START MATERIAL PROVIDED

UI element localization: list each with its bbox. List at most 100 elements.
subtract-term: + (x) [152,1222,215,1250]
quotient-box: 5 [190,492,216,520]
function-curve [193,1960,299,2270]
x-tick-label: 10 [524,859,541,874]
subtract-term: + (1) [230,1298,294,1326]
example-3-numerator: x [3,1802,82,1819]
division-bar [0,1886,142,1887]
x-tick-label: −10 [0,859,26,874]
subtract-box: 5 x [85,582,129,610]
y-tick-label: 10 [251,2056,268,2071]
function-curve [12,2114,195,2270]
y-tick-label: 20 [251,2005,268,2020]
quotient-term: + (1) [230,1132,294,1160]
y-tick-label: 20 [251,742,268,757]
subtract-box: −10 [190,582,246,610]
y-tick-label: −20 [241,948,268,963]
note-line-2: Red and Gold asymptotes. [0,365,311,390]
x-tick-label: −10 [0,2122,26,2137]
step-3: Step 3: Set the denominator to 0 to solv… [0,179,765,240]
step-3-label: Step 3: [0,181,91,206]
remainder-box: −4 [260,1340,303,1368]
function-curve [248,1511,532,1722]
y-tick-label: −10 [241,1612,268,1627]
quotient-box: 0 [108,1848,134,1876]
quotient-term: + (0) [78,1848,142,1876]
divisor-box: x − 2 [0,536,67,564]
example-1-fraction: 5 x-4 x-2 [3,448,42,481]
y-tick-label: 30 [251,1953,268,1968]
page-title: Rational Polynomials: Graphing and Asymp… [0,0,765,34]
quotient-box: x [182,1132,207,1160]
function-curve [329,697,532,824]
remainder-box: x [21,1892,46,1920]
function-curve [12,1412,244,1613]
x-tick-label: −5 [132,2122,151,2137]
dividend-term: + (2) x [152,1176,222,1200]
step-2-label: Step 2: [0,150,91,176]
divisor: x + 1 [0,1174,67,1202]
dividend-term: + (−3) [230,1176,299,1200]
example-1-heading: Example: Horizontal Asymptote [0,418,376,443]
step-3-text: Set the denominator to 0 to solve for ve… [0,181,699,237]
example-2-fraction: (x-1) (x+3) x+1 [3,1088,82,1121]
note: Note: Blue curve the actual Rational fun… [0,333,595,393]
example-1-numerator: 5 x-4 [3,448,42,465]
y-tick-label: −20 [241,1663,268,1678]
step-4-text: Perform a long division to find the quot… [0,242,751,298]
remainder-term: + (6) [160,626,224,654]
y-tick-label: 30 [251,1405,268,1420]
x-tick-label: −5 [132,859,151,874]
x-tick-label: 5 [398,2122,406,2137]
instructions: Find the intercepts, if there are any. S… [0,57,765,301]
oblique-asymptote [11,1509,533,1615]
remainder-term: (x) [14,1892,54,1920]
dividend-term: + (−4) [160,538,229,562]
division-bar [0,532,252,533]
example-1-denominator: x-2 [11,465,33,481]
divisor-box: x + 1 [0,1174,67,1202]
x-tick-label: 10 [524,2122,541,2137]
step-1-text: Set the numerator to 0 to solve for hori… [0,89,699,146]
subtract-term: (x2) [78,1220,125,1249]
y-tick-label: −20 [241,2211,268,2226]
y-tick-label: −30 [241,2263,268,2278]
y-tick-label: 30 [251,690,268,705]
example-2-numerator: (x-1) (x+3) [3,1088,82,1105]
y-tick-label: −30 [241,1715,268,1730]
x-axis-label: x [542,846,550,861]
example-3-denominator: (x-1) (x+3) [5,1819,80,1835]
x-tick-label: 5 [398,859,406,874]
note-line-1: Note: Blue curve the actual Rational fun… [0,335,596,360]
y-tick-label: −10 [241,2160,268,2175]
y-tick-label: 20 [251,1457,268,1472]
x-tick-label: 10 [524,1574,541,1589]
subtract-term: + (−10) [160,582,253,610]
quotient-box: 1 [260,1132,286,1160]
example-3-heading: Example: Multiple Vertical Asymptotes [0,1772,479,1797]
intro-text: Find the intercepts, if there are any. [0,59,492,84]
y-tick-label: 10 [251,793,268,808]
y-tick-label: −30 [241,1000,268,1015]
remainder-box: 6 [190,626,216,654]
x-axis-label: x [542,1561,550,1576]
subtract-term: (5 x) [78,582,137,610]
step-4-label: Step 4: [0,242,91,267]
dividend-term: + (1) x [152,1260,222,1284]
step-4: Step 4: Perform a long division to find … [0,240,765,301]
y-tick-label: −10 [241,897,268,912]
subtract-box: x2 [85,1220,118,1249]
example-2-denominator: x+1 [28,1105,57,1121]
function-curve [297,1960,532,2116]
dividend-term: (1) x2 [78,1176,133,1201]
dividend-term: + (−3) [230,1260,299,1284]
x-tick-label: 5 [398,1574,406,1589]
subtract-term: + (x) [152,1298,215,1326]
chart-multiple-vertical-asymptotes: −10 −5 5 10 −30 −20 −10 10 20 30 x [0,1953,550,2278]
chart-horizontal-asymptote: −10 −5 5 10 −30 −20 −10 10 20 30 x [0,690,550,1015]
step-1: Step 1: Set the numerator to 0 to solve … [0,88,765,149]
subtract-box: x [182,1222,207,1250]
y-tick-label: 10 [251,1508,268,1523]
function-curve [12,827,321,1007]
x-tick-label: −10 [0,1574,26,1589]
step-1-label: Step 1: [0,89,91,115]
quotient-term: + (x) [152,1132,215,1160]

END MATERIAL PROVIDED

### TASK BRIEF
Reproduce, without alteration, every line of the material from its first line up to and including the line that contains "step-3: Step 3: Set".

### ANSWER TO THE EXERCISE
UI element localization: list each with its bbox. List at most 100 elements.
subtract-term: + (x) [152,1222,215,1250]
quotient-box: 5 [190,492,216,520]
function-curve [193,1960,299,2270]
x-tick-label: 10 [524,859,541,874]
subtract-term: + (1) [230,1298,294,1326]
example-3-numerator: x [3,1802,82,1819]
division-bar [0,1886,142,1887]
x-tick-label: −10 [0,859,26,874]
subtract-box: 5 x [85,582,129,610]
y-tick-label: 10 [251,2056,268,2071]
function-curve [12,2114,195,2270]
y-tick-label: 20 [251,2005,268,2020]
quotient-term: + (1) [230,1132,294,1160]
y-tick-label: 20 [251,742,268,757]
subtract-box: −10 [190,582,246,610]
y-tick-label: −20 [241,948,268,963]
note-line-2: Red and Gold asymptotes. [0,365,311,390]
x-tick-label: −10 [0,2122,26,2137]
step-3: Step 3: Set the denominator to 0 to solv… [0,179,765,240]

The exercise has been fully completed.